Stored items
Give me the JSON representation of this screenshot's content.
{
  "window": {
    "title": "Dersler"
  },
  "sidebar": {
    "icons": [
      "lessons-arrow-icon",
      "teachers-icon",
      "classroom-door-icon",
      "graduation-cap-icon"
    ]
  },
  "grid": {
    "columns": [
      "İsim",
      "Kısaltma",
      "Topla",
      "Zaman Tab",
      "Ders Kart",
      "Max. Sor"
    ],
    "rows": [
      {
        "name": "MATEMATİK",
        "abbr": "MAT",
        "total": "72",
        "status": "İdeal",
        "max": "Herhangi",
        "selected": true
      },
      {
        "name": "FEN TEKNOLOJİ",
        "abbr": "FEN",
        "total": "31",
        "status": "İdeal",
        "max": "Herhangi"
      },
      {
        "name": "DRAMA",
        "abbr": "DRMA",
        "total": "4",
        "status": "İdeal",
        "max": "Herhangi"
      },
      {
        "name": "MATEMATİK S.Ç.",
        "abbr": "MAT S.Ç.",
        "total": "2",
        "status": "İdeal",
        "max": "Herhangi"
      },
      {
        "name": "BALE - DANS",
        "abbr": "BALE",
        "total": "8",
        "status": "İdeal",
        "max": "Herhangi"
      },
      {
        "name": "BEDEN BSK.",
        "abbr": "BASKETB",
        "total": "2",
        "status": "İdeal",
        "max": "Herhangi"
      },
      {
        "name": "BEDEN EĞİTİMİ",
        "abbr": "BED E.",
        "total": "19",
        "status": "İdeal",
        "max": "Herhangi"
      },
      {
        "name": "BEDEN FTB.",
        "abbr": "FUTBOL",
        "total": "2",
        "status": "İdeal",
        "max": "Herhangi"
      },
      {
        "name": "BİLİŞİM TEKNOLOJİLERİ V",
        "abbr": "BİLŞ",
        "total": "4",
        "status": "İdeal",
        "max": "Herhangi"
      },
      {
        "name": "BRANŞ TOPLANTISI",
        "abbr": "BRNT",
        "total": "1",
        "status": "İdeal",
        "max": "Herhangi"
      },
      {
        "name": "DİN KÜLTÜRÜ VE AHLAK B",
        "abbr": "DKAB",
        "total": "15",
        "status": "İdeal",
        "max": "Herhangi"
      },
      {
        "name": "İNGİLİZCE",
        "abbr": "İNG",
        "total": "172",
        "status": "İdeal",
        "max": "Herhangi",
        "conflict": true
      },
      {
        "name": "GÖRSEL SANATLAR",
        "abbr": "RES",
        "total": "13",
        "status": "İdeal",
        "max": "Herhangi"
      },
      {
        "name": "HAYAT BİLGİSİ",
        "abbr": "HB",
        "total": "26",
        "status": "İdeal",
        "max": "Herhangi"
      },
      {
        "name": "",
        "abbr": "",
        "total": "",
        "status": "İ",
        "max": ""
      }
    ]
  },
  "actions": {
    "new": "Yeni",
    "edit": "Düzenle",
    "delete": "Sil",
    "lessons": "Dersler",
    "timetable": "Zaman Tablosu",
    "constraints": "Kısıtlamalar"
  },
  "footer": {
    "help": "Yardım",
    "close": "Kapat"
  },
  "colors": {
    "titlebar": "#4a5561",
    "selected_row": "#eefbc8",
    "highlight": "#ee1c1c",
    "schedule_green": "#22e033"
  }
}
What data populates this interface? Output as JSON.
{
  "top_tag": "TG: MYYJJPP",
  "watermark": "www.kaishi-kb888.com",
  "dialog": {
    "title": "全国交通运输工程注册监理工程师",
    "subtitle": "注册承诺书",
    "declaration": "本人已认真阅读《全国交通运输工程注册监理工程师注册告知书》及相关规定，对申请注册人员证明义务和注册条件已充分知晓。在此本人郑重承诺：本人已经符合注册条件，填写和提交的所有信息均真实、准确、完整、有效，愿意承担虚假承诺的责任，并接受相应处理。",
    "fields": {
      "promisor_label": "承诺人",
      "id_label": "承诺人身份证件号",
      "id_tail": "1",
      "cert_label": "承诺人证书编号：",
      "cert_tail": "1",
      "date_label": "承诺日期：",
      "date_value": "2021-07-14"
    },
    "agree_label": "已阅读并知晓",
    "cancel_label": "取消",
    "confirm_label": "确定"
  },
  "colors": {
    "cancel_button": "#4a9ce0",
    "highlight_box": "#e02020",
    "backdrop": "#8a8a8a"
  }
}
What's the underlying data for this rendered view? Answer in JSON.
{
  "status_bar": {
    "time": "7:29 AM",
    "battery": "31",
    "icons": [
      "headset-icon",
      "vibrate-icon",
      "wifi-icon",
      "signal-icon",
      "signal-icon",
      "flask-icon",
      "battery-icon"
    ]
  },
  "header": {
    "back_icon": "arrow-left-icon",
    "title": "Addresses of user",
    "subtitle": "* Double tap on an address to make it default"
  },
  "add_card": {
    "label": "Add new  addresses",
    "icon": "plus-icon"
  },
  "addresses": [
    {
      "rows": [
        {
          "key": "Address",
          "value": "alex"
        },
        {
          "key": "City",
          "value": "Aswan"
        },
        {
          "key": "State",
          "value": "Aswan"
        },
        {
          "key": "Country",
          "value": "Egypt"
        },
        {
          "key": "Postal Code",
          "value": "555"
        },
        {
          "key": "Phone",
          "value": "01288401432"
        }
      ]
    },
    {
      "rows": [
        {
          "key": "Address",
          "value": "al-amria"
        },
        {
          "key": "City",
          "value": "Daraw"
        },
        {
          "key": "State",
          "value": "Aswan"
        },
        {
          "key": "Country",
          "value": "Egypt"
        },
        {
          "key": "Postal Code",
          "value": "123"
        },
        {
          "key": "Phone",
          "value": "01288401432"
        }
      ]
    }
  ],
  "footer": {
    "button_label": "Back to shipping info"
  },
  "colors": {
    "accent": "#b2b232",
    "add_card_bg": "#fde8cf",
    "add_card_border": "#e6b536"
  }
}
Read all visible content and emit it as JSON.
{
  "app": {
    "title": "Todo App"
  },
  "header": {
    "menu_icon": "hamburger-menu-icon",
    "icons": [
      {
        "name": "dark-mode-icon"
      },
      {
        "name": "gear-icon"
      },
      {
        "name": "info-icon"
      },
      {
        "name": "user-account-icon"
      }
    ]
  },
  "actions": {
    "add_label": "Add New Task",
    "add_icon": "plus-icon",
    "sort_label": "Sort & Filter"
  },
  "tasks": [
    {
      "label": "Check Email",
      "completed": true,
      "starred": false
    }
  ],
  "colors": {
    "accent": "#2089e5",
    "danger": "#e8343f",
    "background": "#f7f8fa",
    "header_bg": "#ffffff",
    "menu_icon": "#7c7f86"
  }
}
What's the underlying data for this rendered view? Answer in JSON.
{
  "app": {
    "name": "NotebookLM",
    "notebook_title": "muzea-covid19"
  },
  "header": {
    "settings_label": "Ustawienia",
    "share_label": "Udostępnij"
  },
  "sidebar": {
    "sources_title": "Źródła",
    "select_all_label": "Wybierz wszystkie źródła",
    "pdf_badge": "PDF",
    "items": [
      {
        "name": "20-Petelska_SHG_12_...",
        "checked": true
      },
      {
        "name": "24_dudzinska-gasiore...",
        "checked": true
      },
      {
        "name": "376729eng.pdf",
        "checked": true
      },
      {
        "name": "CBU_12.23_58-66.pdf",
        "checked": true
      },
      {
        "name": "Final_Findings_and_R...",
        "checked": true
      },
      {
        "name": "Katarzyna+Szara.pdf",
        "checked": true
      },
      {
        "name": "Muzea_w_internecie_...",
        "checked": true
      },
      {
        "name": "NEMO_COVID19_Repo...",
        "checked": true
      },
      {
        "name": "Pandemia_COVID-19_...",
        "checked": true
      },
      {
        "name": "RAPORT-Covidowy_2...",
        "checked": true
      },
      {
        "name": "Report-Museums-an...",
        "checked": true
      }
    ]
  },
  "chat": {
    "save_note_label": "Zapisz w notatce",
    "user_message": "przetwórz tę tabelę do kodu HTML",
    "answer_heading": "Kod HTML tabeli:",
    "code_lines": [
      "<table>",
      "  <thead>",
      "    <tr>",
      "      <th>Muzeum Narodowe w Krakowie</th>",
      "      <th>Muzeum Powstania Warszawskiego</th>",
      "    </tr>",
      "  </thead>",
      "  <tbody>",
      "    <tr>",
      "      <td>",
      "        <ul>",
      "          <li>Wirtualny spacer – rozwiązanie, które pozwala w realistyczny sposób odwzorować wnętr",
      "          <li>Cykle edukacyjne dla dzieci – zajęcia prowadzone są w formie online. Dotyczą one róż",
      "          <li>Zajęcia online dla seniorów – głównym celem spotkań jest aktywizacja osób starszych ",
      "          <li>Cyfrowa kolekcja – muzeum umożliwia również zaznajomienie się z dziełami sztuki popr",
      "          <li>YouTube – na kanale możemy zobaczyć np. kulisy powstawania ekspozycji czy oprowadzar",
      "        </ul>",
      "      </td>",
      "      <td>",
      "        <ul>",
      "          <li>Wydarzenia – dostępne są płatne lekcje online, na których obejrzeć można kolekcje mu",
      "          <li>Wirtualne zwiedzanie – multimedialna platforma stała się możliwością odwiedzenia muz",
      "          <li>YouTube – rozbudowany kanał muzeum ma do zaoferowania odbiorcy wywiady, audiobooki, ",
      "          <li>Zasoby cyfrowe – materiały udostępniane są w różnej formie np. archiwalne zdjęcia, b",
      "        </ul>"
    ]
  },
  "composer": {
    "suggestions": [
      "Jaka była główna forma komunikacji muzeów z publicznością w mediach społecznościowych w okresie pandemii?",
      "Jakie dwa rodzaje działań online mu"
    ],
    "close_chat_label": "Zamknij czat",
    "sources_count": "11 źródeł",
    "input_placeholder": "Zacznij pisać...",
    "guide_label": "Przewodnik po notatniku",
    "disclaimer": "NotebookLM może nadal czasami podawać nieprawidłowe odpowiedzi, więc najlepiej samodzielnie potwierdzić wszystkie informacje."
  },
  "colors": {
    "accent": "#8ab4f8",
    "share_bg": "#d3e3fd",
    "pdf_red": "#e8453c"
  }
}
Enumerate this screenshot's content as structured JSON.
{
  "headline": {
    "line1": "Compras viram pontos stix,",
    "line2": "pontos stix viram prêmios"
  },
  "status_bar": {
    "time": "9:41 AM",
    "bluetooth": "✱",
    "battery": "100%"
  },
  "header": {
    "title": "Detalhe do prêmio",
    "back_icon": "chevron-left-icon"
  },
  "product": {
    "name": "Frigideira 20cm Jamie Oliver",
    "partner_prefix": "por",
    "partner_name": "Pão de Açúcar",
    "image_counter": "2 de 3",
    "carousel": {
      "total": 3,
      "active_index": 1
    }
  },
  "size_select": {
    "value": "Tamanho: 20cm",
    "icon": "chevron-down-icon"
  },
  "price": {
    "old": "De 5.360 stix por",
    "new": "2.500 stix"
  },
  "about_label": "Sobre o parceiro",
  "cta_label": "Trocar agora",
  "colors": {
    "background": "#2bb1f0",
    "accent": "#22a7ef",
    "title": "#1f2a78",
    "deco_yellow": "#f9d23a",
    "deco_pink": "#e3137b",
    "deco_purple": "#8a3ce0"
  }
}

### Task instructions
Extract each line holding the word "stix" from the records.

### The response
    "line1": "Compras viram pontos stix,",
    "line2": "pontos stix viram prêmios"
    "old": "De 5.360 stix por",
    "new": "2.500 stix"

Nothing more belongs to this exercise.